### Source text
If a band wants to be successful in the music industry, they need to have that certain sound. There is a rare element in music that can catch the listener’s attention, get stuck in your head and find a way to relate to your life. Syracuse punk band Homeward has this sound.
Homeward released their debut EP on Tuesday, November 27. The band, composed of vocalist Eric Bechard, guitarists Tim Hall and Ryan Dugan, bassist Rob Button and drummer Alec LaBounty has been gaining momentum in the Syracuse music scene, opening for national touring acts such as Never Shout Never and Man Overboard.
Homeward member Ryan Dugan said that they are thrilled to be a part of the Syracuse music scene.
“It seems as though all the bands are friends with people in all the other bands and everyone supports each other,” Dugan said.
“It’s a brother system that everyone has within the Syracuse scene,” he added.
Bechard also expressed how proud he is with the outcome of the EP.
“I’m extremely impressed because it’s a home recorded album,” Bechard said.

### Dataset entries
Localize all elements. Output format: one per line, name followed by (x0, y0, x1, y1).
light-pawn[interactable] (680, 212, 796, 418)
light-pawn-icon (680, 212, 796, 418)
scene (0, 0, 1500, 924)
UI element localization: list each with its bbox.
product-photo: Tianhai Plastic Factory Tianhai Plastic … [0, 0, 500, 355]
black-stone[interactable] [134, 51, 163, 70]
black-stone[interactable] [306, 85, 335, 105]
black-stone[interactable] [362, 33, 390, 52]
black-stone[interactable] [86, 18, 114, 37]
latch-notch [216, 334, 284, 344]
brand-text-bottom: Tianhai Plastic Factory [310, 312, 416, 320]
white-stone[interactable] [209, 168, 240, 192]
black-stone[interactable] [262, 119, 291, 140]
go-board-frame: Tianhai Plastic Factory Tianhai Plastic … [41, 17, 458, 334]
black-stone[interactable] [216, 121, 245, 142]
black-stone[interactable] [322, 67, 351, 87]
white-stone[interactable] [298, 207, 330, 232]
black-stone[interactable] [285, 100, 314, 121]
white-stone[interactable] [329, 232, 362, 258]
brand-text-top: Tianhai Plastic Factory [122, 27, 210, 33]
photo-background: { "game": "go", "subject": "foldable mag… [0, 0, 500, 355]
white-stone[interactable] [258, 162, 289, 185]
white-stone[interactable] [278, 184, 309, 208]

### Written exercise
In the article on the Syracuse band Homeward, reproduce the passage starting at "If a band wants" and ending at "Syracuse music scene.".

### Solution below
If a band wants to be successful in the music industry, they need to have that certain sound. There is a rare element in music that can catch the listener’s attention, get stuck in your head and find a way to relate to your life. Syracuse punk band Homeward has this sound.
Homeward released their debut EP on Tuesday, November 27. The band, composed of vocalist Eric Bechard, guitarists Tim Hall and Ryan Dugan, bassist Rob Button and drummer Alec LaBounty has been gaining momentum in the Syracuse music scene, opening for national touring acts such as Never Shout Never and Man Overboard.
Homeward member Ryan Dugan said that they are thrilled to be a part of the Syracuse music scene.